### REQUIRED TASK
Extract the final stretch of the data: the line that contains "Serialize everything readable" and every line after it, unaltered, and no other lines.

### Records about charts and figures
◆ ◆ ◆

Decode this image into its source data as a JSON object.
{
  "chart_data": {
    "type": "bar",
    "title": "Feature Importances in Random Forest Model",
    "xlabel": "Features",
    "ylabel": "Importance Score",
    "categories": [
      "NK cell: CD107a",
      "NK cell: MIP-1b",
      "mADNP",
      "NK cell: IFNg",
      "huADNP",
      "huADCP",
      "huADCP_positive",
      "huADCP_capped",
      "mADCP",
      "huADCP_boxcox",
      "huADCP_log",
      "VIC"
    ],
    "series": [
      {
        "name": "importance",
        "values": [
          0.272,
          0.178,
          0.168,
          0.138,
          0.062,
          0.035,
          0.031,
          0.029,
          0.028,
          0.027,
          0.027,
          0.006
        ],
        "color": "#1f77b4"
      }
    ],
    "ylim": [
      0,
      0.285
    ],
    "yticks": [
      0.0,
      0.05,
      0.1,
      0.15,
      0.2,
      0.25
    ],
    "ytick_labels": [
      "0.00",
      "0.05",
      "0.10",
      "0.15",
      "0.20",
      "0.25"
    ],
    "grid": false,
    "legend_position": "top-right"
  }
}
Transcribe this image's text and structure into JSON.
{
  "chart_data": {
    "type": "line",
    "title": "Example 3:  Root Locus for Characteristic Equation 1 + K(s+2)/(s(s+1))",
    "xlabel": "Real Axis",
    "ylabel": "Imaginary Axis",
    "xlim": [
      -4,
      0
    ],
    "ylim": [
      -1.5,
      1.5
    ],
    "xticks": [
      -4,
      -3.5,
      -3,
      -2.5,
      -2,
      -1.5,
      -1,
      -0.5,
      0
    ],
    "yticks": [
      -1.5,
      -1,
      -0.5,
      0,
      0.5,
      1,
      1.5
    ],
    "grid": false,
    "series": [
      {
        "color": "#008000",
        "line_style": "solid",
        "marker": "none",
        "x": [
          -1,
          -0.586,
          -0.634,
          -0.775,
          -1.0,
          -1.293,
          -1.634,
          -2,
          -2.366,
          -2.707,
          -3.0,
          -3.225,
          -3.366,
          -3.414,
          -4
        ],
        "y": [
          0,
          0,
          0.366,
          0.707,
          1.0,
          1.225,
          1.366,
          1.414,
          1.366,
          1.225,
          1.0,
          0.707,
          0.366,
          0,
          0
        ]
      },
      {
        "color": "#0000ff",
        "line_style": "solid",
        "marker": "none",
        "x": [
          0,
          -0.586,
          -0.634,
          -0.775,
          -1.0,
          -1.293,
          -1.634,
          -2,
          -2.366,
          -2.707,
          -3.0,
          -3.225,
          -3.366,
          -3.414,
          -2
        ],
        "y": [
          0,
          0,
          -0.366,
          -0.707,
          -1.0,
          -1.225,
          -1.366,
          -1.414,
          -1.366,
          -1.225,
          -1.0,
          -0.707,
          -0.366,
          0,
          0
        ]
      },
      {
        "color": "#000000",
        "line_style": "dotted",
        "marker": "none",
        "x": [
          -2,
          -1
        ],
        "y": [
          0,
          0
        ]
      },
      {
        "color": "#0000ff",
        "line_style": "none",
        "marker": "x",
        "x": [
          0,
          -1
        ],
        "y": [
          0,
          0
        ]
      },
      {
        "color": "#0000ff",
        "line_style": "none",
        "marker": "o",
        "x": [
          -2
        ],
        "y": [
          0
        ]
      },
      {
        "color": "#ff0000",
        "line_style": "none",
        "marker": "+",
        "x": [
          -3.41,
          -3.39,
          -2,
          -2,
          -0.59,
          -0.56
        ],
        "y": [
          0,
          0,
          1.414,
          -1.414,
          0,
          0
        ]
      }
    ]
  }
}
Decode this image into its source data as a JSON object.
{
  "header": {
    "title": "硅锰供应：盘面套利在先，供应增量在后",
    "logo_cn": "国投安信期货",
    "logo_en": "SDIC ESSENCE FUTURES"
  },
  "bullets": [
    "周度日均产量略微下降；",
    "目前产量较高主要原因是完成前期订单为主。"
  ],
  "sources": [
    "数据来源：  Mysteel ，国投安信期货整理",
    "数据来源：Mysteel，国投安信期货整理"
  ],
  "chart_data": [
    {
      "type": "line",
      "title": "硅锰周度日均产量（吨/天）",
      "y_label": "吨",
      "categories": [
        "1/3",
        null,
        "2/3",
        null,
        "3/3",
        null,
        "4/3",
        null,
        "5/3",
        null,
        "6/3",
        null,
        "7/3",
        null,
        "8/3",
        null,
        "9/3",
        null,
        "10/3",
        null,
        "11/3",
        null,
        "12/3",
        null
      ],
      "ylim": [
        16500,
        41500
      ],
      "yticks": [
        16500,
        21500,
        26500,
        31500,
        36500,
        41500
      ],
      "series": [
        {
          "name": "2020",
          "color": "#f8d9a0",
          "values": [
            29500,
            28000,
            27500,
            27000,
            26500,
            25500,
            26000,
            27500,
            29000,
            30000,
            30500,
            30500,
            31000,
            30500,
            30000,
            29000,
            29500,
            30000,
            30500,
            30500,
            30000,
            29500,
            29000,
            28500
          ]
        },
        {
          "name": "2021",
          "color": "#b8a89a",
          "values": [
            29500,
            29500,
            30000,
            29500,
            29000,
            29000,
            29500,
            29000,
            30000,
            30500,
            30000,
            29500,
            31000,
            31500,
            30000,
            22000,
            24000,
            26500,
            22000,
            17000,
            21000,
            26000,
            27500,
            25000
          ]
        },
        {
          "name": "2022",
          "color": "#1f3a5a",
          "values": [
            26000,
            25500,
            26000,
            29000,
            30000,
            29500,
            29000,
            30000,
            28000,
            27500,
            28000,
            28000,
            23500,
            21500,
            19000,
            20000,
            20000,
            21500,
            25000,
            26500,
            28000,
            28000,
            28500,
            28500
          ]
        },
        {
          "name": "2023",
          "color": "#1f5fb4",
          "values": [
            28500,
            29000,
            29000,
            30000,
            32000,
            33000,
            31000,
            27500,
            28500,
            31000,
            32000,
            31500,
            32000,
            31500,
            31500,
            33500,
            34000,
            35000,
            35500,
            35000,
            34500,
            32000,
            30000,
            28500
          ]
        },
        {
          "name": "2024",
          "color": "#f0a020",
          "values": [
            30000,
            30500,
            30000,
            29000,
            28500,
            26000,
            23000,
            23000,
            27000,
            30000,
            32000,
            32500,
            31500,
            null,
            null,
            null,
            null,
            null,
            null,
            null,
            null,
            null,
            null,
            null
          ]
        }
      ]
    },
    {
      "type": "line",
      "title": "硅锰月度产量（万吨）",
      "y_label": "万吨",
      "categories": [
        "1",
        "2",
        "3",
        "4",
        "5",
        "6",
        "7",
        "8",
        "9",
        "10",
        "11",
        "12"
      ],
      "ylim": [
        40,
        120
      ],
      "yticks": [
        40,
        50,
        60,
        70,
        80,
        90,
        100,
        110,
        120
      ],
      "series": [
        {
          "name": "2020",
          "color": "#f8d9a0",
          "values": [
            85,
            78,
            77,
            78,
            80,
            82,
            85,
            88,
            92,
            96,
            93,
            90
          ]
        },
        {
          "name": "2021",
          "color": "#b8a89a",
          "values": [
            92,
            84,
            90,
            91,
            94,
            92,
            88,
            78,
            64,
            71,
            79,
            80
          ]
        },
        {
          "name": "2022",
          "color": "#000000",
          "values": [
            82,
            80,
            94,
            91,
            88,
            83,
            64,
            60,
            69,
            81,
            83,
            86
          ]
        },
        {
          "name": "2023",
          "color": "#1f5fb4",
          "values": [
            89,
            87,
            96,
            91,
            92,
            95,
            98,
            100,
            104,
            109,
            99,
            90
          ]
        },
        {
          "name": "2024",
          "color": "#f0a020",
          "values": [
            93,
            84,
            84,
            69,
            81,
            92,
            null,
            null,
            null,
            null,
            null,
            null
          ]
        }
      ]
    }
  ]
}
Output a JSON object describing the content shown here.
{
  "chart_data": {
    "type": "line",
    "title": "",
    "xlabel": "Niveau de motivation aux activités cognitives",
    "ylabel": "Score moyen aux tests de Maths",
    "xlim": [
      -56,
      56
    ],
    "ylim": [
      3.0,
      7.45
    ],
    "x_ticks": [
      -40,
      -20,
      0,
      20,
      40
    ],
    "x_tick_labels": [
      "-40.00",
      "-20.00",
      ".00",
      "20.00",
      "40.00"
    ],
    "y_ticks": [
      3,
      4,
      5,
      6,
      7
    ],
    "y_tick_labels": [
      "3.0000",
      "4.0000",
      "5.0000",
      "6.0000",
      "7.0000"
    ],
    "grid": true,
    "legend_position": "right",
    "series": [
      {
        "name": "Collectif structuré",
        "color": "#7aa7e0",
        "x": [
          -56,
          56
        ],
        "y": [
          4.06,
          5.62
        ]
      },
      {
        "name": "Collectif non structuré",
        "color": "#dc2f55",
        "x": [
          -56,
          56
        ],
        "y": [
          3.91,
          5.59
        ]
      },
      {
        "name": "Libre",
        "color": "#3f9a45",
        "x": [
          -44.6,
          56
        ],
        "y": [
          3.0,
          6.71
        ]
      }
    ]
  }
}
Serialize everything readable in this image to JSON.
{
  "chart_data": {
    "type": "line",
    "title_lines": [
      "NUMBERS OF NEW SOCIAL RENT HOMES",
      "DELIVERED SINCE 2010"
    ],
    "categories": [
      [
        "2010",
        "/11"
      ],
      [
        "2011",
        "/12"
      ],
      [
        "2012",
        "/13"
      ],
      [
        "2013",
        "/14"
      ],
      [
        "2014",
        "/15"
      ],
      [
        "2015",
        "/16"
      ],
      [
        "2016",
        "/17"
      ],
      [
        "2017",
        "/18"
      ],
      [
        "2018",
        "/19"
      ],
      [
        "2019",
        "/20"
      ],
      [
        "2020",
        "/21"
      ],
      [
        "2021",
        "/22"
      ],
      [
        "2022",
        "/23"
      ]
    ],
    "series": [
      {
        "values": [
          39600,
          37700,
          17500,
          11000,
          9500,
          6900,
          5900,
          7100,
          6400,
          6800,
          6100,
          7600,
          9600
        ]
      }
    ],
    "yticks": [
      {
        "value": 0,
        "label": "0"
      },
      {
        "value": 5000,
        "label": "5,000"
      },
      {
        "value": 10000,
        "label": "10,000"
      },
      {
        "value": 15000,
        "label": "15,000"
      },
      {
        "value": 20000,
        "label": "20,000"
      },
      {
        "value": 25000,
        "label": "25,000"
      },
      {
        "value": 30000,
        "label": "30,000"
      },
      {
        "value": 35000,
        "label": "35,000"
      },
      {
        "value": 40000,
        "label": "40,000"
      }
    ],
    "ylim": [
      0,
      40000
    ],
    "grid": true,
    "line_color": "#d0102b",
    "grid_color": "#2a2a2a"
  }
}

◆ ◆ ◆

### CORRECT OUTPUT
Serialize everything readable in this image to JSON.
{
  "chart_data": {
    "type": "line",
    "title_lines": [
      "NUMBERS OF NEW SOCIAL RENT HOMES",
      "DELIVERED SINCE 2010"
    ],
    "categories": [
      [
        "2010",
        "/11"
      ],
      [
        "2011",
        "/12"
      ],
      [
        "2012",
        "/13"
      ],
      [
        "2013",
        "/14"
      ],
      [
        "2014",
        "/15"
      ],
      [
        "2015",
        "/16"
      ],
      [
        "2016",
        "/17"
      ],
      [
        "2017",
        "/18"
      ],
      [
        "2018",
        "/19"
      ],
      [
        "2019",
        "/20"
      ],
      [
        "2020",
        "/21"
      ],
      [
        "2021",
        "/22"
      ],
      [
        "2022",
        "/23"
      ]
    ],
    "series": [
      {
        "values": [
          39600,
          37700,
          17500,
          11000,
          9500,
          6900,
          5900,
          7100,
          6400,
          6800,
          6100,
          7600,
          9600
        ]
      }
    ],
    "yticks": [
      {
        "value": 0,
        "label": "0"
      },
      {
        "value": 5000,
        "label": "5,000"
      },
      {
        "value": 10000,
        "label": "10,000"
      },
      {
        "value": 15000,
        "label": "15,000"
      },
      {
        "value": 20000,
        "label": "20,000"
      },
      {
        "value": 25000,
        "label": "25,000"
      },
      {
        "value": 30000,
        "label": "30,000"
      },
      {
        "value": 35000,
        "label": "35,000"
      },
      {
        "value": 40000,
        "label": "40,000"
      }
    ],
    "ylim": [
      0,
      40000
    ],
    "grid": true,
    "line_color": "#d0102b",
    "grid_color": "#2a2a2a"
  }
}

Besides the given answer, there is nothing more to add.